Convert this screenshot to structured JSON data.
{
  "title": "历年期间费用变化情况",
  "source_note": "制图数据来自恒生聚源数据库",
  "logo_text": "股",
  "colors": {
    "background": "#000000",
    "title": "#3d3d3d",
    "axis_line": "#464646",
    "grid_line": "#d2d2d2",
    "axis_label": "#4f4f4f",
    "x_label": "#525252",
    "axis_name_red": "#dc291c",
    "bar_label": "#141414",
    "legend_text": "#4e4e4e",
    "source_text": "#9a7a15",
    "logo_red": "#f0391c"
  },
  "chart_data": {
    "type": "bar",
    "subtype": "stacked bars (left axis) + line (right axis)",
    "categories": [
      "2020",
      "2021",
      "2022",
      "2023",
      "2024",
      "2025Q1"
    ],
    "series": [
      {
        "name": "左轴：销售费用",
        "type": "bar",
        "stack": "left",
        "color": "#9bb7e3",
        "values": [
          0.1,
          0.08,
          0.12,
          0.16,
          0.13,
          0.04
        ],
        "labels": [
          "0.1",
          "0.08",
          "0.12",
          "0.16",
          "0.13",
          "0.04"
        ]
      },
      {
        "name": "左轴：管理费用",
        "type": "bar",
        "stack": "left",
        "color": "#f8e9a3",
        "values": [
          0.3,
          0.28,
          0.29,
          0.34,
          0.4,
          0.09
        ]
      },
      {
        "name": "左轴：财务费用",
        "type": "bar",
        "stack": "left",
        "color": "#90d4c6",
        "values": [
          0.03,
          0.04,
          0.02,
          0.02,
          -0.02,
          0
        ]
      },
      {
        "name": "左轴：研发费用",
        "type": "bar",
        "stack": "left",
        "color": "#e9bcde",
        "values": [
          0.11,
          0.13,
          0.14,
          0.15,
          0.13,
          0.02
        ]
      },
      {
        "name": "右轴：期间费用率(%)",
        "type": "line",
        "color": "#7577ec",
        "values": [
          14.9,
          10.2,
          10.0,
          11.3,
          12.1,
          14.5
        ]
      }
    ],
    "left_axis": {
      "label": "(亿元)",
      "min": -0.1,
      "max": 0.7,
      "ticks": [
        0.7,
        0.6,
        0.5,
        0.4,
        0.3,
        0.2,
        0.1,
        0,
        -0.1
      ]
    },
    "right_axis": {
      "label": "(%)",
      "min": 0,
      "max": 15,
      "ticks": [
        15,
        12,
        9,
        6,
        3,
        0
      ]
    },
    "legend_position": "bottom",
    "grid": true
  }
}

============================================================

• Exercise task
Reproduce every line above without error.

• Correct answer
Convert this screenshot to structured JSON data.
{
  "title": "历年期间费用变化情况",
  "source_note": "制图数据来自恒生聚源数据库",
  "logo_text": "股",
  "colors": {
    "background": "#000000",
    "title": "#3d3d3d",
    "axis_line": "#464646",
    "grid_line": "#d2d2d2",
    "axis_label": "#4f4f4f",
    "x_label": "#525252",
    "axis_name_red": "#dc291c",
    "bar_label": "#141414",
    "legend_text": "#4e4e4e",
    "source_text": "#9a7a15",
    "logo_red": "#f0391c"
  },
  "chart_data": {
    "type": "bar",
    "subtype": "stacked bars (left axis) + line (right axis)",
    "categories": [
      "2020",
      "2021",
      "2022",
      "2023",
      "2024",
      "2025Q1"
    ],
    "series": [
      {
        "name": "左轴：销售费用",
        "type": "bar",
        "stack": "left",
        "color": "#9bb7e3",
        "values": [
          0.1,
          0.08,
          0.12,
          0.16,
          0.13,
          0.04
        ],
        "labels": [
          "0.1",
          "0.08",
          "0.12",
          "0.16",
          "0.13",
          "0.04"
        ]
      },
      {
        "name": "左轴：管理费用",
        "type": "bar",
        "stack": "left",
        "color": "#f8e9a3",
        "values": [
          0.3,
          0.28,
          0.29,
          0.34,
          0.4,
          0.09
        ]
      },
      {
        "name": "左轴：财务费用",
        "type": "bar",
        "stack": "left",
        "color": "#90d4c6",
        "values": [
          0.03,
          0.04,
          0.02,
          0.02,
          -0.02,
          0
        ]
      },
      {
        "name": "左轴：研发费用",
        "type": "bar",
        "stack": "left",
        "color": "#e9bcde",
        "values": [
          0.11,
          0.13,
          0.14,
          0.15,
          0.13,
          0.02
        ]
      },
      {
        "name": "右轴：期间费用率(%)",
        "type": "line",
        "color": "#7577ec",
        "values": [
          14.9,
          10.2,
          10.0,
          11.3,
          12.1,
          14.5
        ]
      }
    ],
    "left_axis": {
      "label": "(亿元)",
      "min": -0.1,
      "max": 0.7,
      "ticks": [
        0.7,
        0.6,
        0.5,
        0.4,
        0.3,
        0.2,
        0.1,
        0,
        -0.1
      ]
    },
    "right_axis": {
      "label": "(%)",
      "min": 0,
      "max": 15,
      "ticks": [
        15,
        12,
        9,
        6,
        3,
        0
      ]
    },
    "legend_position": "bottom",
    "grid": true
  }
}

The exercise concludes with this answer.